▸ **Aim of the task**:
Present the data once more in exactly its original form.

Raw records
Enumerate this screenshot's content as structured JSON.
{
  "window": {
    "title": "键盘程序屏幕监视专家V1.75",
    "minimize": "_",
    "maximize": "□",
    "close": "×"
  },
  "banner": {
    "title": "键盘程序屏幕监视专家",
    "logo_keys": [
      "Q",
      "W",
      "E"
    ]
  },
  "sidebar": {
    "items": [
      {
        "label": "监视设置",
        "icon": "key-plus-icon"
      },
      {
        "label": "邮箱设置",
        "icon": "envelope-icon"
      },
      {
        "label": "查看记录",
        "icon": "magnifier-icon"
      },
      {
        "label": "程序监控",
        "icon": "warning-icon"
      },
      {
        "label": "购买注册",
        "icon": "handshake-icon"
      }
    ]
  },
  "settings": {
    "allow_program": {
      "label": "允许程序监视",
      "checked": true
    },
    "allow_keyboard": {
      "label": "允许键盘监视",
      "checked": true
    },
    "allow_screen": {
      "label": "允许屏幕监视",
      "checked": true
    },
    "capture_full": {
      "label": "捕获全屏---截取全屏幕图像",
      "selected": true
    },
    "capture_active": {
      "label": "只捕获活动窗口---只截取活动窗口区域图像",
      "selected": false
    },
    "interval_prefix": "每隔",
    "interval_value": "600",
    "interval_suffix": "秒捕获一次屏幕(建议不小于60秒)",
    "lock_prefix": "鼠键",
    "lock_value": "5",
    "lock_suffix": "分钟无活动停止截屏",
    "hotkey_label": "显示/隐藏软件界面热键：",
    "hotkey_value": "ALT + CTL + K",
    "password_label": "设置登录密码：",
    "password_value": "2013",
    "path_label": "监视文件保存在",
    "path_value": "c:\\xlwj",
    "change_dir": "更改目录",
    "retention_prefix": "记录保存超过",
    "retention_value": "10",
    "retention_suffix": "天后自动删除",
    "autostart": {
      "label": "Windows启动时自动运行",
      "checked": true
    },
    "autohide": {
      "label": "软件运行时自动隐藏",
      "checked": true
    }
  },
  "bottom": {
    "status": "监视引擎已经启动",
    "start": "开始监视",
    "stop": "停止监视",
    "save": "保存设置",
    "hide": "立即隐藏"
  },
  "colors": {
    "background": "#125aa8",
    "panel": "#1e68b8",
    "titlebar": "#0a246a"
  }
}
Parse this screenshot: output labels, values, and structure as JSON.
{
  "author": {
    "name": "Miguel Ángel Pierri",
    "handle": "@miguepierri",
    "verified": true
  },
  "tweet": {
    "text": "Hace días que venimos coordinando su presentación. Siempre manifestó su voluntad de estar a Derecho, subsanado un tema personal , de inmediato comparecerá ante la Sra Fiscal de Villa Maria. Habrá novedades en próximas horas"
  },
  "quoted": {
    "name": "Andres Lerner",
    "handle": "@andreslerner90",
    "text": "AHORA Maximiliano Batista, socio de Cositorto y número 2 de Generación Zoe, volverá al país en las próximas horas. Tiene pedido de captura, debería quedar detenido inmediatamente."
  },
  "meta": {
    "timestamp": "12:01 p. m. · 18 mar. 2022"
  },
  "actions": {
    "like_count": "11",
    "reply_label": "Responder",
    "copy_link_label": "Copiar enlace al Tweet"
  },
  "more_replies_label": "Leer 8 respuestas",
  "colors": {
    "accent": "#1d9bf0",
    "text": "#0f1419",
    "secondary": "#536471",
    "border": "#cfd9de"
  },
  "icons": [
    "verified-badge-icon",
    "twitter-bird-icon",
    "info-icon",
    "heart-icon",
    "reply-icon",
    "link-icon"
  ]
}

▸ **Exercise result**:
Enumerate this screenshot's content as structured JSON.
{
  "window": {
    "title": "键盘程序屏幕监视专家V1.75",
    "minimize": "_",
    "maximize": "□",
    "close": "×"
  },
  "banner": {
    "title": "键盘程序屏幕监视专家",
    "logo_keys": [
      "Q",
      "W",
      "E"
    ]
  },
  "sidebar": {
    "items": [
      {
        "label": "监视设置",
        "icon": "key-plus-icon"
      },
      {
        "label": "邮箱设置",
        "icon": "envelope-icon"
      },
      {
        "label": "查看记录",
        "icon": "magnifier-icon"
      },
      {
        "label": "程序监控",
        "icon": "warning-icon"
      },
      {
        "label": "购买注册",
        "icon": "handshake-icon"
      }
    ]
  },
  "settings": {
    "allow_program": {
      "label": "允许程序监视",
      "checked": true
    },
    "allow_keyboard": {
      "label": "允许键盘监视",
      "checked": true
    },
    "allow_screen": {
      "label": "允许屏幕监视",
      "checked": true
    },
    "capture_full": {
      "label": "捕获全屏---截取全屏幕图像",
      "selected": true
    },
    "capture_active": {
      "label": "只捕获活动窗口---只截取活动窗口区域图像",
      "selected": false
    },
    "interval_prefix": "每隔",
    "interval_value": "600",
    "interval_suffix": "秒捕获一次屏幕(建议不小于60秒)",
    "lock_prefix": "鼠键",
    "lock_value": "5",
    "lock_suffix": "分钟无活动停止截屏",
    "hotkey_label": "显示/隐藏软件界面热键：",
    "hotkey_value": "ALT + CTL + K",
    "password_label": "设置登录密码：",
    "password_value": "2013",
    "path_label": "监视文件保存在",
    "path_value": "c:\\xlwj",
    "change_dir": "更改目录",
    "retention_prefix": "记录保存超过",
    "retention_value": "10",
    "retention_suffix": "天后自动删除",
    "autostart": {
      "label": "Windows启动时自动运行",
      "checked": true
    },
    "autohide": {
      "label": "软件运行时自动隐藏",
      "checked": true
    }
  },
  "bottom": {
    "status": "监视引擎已经启动",
    "start": "开始监视",
    "stop": "停止监视",
    "save": "保存设置",
    "hide": "立即隐藏"
  },
  "colors": {
    "background": "#125aa8",
    "panel": "#1e68b8",
    "titlebar": "#0a246a"
  }
}
Parse this screenshot: output labels, values, and structure as JSON.
{
  "author": {
    "name": "Miguel Ángel Pierri",
    "handle": "@miguepierri",
    "verified": true
  },
  "tweet": {
    "text": "Hace días que venimos coordinando su presentación. Siempre manifestó su voluntad de estar a Derecho, subsanado un tema personal , de inmediato comparecerá ante la Sra Fiscal de Villa Maria. Habrá novedades en próximas horas"
  },
  "quoted": {
    "name": "Andres Lerner",
    "handle": "@andreslerner90",
    "text": "AHORA Maximiliano Batista, socio de Cositorto y número 2 de Generación Zoe, volverá al país en las próximas horas. Tiene pedido de captura, debería quedar detenido inmediatamente."
  },
  "meta": {
    "timestamp": "12:01 p. m. · 18 mar. 2022"
  },
  "actions": {
    "like_count": "11",
    "reply_label": "Responder",
    "copy_link_label": "Copiar enlace al Tweet"
  },
  "more_replies_label": "Leer 8 respuestas",
  "colors": {
    "accent": "#1d9bf0",
    "text": "#0f1419",
    "secondary": "#536471",
    "border": "#cfd9de"
  },
  "icons": [
    "verified-badge-icon",
    "twitter-bird-icon",
    "info-icon",
    "heart-icon",
    "reply-icon",
    "link-icon"
  ]
}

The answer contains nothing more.